(Beginning of Extract to read)

Nationwide elections have commenced in Zambia Thursday with sixteen presidential candidates gunning for the top job, after a tense atmosphere dominated by economic woes and the impact of the coronavirus pandemic.
The frontrunners are incumbent Edgar Lungu, 64, and his perennial nemesis and business tycoon Hakainde Hichilema, 59, who are facing off at the polls for the third time.
Leaders on the continent have called upon the electoral board in Zambia to conduct the exercise in a free and fair manner.
Ten parties have aligned with Hichilema, who is running for the sixth time. Hundreds of voters waited in long queues in the dark in order to cast ballots at various polling booths in Lusaka.
President Lungu was among the first people to vote at a school in Chawama, a poor neighbourhood of Lusaka.
Lungu told newsmen that Zambians are ready to vote and they arrived in numbers. Worsening living standards have eroded the incumbent’s support base, surveys suggest, and the election could be even tighter than 2016 polls when Hichilema lost by around 100,000 votes.
Lungu came to power in 2015 after winning a disputed election to finish the term of President Michael Sata who died in office. He was elected to a full five-year term in 2016, an election in which his main rival again alleged fraud.

(End of Extract to read)
(Beginning of Records supplied)

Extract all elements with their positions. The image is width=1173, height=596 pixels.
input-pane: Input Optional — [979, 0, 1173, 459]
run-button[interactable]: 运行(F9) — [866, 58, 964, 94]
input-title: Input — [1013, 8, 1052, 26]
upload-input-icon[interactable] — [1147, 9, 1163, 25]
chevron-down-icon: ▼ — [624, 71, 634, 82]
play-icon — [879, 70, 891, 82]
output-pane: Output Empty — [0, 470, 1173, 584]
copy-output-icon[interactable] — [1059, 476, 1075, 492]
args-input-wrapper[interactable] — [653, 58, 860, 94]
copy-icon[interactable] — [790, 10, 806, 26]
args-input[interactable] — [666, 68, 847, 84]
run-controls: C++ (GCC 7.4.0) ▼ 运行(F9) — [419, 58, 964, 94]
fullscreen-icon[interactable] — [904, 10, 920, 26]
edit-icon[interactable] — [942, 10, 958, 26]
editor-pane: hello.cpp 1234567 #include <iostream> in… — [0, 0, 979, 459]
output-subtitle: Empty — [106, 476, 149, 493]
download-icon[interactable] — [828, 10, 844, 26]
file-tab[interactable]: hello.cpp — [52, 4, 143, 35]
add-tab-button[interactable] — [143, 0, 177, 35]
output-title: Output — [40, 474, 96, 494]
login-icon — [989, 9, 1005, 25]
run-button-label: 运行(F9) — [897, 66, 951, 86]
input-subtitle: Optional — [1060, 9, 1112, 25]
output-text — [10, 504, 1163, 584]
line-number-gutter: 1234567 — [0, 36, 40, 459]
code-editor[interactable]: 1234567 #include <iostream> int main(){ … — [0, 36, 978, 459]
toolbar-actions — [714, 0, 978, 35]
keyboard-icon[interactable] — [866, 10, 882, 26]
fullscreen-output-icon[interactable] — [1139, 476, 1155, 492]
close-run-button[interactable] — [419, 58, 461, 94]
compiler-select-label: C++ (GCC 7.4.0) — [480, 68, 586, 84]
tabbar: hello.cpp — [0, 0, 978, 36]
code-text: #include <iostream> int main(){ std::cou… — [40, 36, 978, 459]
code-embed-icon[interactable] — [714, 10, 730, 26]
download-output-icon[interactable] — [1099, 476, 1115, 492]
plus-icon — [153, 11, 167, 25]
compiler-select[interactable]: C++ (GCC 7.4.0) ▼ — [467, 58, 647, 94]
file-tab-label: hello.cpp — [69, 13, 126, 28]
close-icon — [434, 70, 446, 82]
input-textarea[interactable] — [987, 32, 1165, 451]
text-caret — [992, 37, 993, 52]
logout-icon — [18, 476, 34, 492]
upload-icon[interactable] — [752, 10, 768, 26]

(End of Records supplied)

> [Activity list]
a) From the Zambia election article, copy the passage starting at "President Lungu was" and ending at "again alleged fraud.".
b) According to the Zambia election article, where did President Lungu cast his vote?
c) Go on with the article about the Zambian elections from the point where it stops.

> [Exercise results]
a)
President Lungu was among the first people to vote at a school in Chawama, a poor neighbourhood of Lusaka.
Lungu told newsmen that Zambians are ready to vote and they arrived in numbers. Worsening living standards have eroded the incumbent’s support base, surveys suggest, and the election could be even tighter than 2016 polls when Hichilema lost by around 100,000 votes.
Lungu came to power in 2015 after winning a disputed election to finish the term of President Michael Sata who died in office. He was elected to a full five-year term in 2016, an election in which his main rival again alleged fraud.

b) At a school in Chawama, a poor neighbourhood of Lusaka.

c)
Lungu is accused of borrowing unsustainably, particularly from Chinese creditors, to finance a spree of infrastructure projects.
Under his watch, inflation soared to 24.6 percent in June, the highest rate in over a decade. Zambia also became the first African country to default on its sovereign debt since the coronavirus pandemic began. Zambia plunged into a recession last year as the Covid-19 pandemic spread across the globe. Unemployment rose to 12.17% in 2020, the highest since the PF took office in 2011.
Africa’s second biggest producer of copper after the Democratic Republic of Congo, the eighth producer in the world, missed another debt repayment this year.
Lungu says that “things are moving well in the country” and is confident of victory, although his critics point to the high cost of living, poverty and joblessness. For the youth, things are even worse, with an estimated one in five without a job. The cost of living has also increased rapidly.
O’Brien Kaaba, a political scientist at the University of Zambia said the vote will “be influenced by poor governance and the economy, which is biting.”